§ **Selected text**:
⟨
SOME YEARS AGO Jeffrey Sammons published his considerations on the invisibility of German scholars in the United States, maintaining that for all the impact they had on the reading public at large, their conferences might as well be held in Klagenfurt. I assume that in a civilized society there is interest in and discussion of literature, carried on through university courses, literary journals, newspaper book reviews, and that the major literatures of the world should feature in this discussion. In offering an unavoidably sketchy appreciation of the work of three critics, J. P. Stern, Siegbert Prawer, and George Steiner, I want to stress their contributions to stimulating among the wider reading public an interest in German literature and in the wider cultural and historical questions which the study of German literature, especially that of the twentieth century, inevitably raises. For I also assume that German studies in universities cannot in the long run retain their vitality if they are detached from the interests of intelligent people outside universities.
⟩
§ **Problem**: Decide whether each statement agrees with the passage on German scholars, answering yes or no and quoting the words of the passage that decide it. 1. Sammons claimed that the conferences of German scholars in the United States might as well be held in Klagenfurt. 2. The author offers an appreciation of the work of four critics. 3. The author assumes that German studies in universities can keep their vitality while detached from the interests of people outside universities.

§ **Dataset records**:
⟨
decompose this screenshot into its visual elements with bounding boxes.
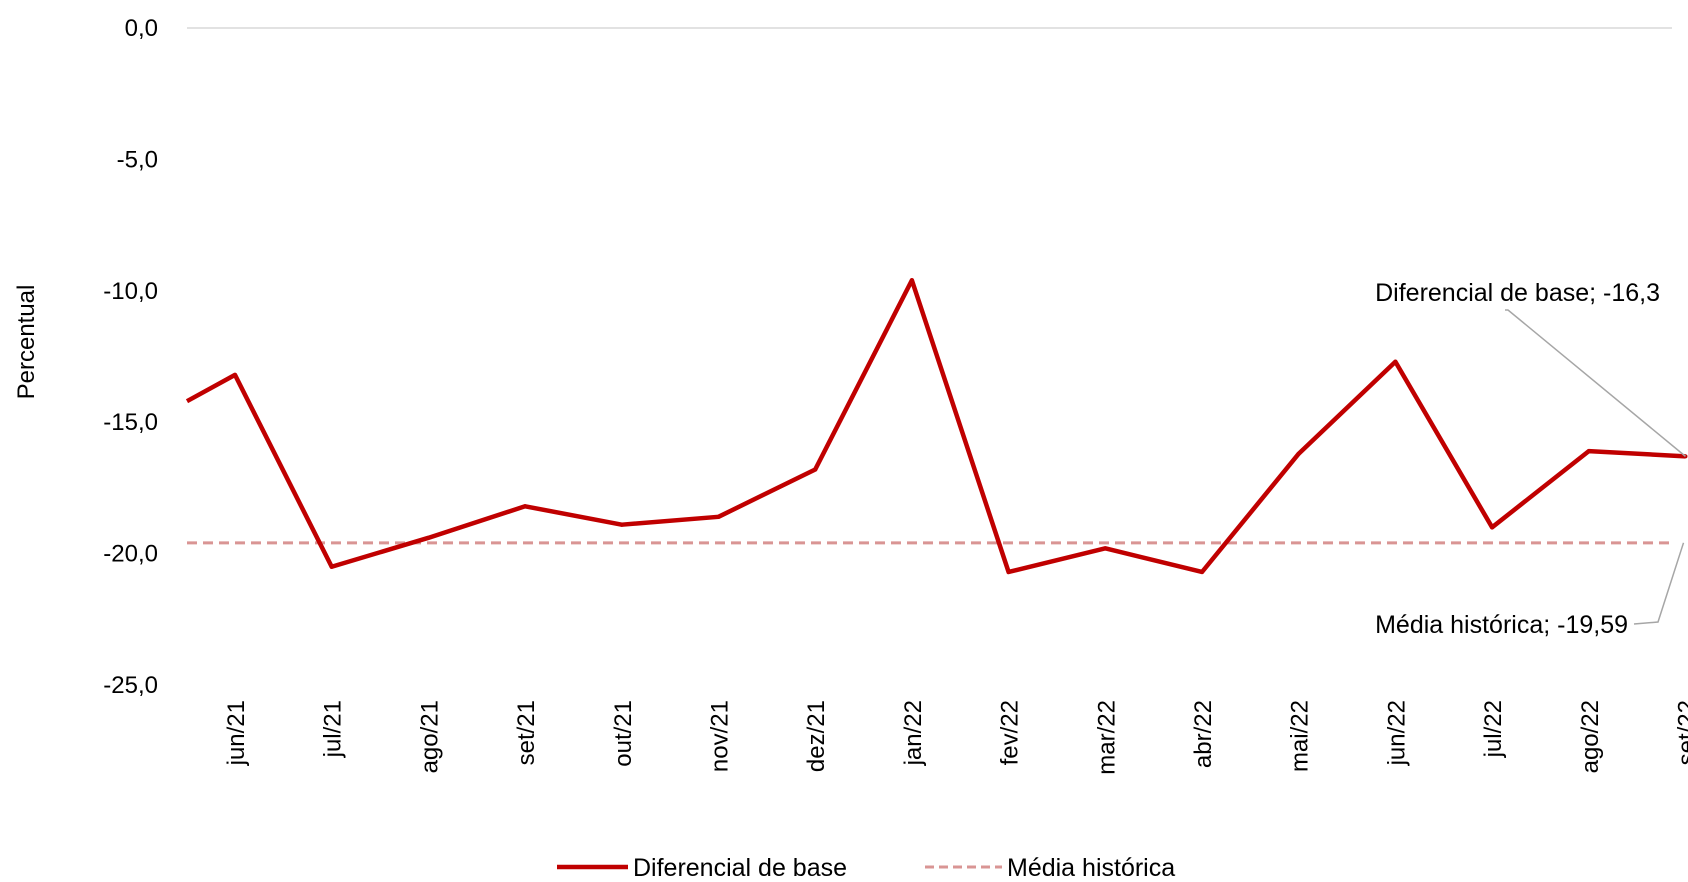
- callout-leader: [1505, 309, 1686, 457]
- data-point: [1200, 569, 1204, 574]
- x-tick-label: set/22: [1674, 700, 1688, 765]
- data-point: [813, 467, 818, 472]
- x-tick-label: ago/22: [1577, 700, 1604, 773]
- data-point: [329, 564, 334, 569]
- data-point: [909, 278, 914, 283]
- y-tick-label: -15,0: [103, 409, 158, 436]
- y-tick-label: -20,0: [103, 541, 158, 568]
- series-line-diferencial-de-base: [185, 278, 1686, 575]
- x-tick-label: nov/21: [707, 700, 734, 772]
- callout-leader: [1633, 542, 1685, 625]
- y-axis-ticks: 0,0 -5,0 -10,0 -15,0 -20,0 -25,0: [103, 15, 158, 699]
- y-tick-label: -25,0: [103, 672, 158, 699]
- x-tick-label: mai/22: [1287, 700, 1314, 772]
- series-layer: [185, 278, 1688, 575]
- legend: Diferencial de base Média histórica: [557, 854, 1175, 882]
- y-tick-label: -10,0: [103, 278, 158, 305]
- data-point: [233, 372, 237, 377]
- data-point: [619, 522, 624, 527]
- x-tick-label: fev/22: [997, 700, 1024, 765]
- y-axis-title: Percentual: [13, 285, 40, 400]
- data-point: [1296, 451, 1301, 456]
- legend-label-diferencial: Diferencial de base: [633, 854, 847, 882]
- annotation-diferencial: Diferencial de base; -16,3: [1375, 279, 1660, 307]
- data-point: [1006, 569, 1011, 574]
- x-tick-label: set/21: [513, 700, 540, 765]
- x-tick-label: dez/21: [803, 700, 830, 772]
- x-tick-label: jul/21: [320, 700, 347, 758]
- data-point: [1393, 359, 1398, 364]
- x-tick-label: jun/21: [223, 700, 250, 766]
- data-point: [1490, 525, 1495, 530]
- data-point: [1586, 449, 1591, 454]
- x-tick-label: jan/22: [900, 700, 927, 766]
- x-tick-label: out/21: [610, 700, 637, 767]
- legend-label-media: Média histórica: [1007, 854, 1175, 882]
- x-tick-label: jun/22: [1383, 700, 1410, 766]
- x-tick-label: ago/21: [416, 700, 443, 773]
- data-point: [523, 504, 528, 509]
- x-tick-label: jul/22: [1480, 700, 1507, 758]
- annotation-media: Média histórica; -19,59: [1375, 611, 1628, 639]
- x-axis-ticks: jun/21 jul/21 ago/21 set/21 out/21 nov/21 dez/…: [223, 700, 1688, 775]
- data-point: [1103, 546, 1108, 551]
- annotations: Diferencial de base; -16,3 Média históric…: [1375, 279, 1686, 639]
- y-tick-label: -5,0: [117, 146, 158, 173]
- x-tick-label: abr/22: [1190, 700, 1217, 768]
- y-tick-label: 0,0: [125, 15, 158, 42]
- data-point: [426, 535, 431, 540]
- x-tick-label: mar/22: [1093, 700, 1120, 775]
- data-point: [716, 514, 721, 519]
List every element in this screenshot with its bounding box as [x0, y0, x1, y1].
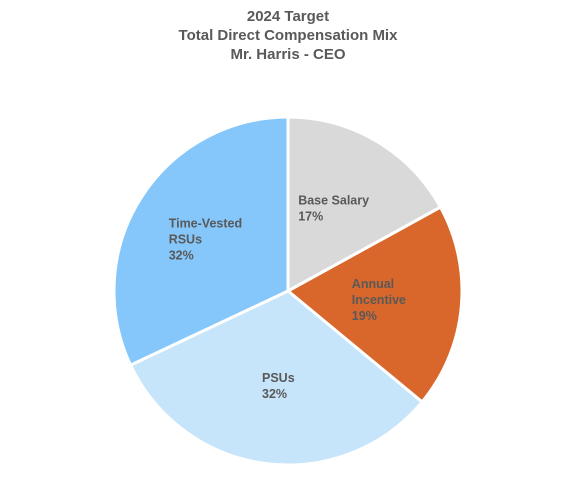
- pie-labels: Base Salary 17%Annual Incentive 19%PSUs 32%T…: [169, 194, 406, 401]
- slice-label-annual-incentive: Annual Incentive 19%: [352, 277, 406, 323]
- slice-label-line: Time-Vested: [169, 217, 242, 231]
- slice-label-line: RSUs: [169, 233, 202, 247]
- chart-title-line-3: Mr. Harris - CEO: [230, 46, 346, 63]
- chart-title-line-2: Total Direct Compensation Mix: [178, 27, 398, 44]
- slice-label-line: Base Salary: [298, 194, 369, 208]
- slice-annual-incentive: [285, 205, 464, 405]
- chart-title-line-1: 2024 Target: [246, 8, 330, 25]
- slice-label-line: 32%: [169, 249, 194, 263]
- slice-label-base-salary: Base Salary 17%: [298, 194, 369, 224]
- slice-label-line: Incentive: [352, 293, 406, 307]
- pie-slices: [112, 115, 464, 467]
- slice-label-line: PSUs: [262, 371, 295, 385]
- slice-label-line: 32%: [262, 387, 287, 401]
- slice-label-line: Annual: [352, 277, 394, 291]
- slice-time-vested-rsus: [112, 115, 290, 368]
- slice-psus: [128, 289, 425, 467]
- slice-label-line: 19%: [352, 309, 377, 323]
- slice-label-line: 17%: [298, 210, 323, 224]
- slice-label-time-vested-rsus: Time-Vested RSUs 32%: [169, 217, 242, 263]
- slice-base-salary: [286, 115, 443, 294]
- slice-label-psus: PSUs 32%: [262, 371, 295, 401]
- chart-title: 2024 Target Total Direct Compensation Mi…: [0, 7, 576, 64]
⟩
⟨
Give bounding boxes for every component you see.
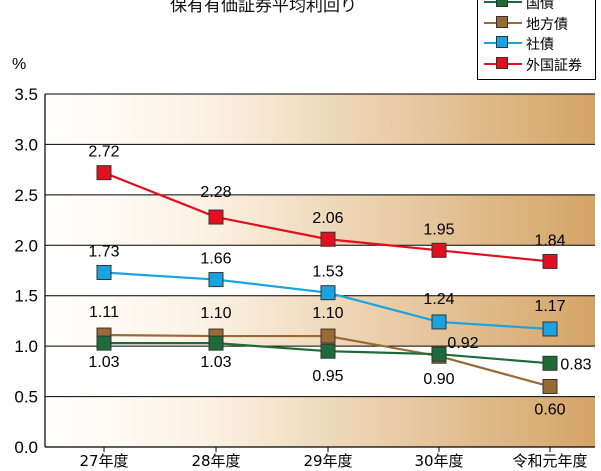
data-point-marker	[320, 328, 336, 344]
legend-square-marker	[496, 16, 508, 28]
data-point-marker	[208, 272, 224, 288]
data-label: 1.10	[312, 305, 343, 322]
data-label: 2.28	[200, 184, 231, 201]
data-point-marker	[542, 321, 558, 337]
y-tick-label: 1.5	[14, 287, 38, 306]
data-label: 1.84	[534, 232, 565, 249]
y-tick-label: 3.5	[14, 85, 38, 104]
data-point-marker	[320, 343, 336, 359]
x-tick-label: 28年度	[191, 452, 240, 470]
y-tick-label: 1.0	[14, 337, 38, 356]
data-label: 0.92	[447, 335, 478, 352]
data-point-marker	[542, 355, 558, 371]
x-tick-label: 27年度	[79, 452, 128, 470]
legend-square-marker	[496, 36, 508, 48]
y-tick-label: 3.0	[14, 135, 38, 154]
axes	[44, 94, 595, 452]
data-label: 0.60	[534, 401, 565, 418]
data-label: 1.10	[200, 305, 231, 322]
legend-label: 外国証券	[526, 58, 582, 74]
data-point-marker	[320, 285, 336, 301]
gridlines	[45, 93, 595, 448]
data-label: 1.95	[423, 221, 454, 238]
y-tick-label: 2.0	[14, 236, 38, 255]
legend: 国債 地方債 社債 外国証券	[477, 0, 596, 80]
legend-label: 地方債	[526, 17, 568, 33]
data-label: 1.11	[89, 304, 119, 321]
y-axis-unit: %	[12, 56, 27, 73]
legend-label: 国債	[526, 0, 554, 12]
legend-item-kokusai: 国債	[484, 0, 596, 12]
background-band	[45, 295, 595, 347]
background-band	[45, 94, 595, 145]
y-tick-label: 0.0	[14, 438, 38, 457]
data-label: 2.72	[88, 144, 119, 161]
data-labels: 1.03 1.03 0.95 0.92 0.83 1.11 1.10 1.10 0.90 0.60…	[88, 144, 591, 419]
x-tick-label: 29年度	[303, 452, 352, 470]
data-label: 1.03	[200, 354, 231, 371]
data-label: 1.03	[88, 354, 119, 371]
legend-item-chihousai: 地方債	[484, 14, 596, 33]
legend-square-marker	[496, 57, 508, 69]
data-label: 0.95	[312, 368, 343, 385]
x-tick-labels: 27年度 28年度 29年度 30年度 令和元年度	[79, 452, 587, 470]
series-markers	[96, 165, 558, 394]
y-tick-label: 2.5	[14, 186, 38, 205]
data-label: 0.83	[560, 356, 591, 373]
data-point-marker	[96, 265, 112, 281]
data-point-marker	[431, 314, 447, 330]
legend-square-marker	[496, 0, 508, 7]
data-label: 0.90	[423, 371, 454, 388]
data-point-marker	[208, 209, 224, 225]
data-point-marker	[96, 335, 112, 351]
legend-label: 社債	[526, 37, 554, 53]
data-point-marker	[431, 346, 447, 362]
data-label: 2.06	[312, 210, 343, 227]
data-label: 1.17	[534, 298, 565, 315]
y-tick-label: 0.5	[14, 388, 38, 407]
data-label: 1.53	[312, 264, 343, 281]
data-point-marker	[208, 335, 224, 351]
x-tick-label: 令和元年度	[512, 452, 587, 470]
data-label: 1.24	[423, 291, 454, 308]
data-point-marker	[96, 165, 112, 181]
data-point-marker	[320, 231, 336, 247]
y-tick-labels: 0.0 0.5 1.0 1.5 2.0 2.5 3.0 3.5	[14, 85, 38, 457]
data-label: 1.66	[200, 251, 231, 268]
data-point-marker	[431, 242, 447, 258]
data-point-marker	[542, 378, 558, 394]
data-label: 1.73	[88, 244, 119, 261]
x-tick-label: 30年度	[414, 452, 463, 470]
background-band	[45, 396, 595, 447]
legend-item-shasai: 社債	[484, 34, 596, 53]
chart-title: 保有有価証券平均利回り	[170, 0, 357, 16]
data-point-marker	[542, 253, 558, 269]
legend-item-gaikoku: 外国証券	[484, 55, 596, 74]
⟩
§ **Solution to this problem**:
1. Yes: "their conferences might as well be held in Klagenfurt"
2. No: "the work of three critics, J. P. Stern, Siegbert Prawer, and George Steiner"
3. No: "German studies in universities cannot in the long run retain their vitality if they are detached from the interests of intelligent people outside universities"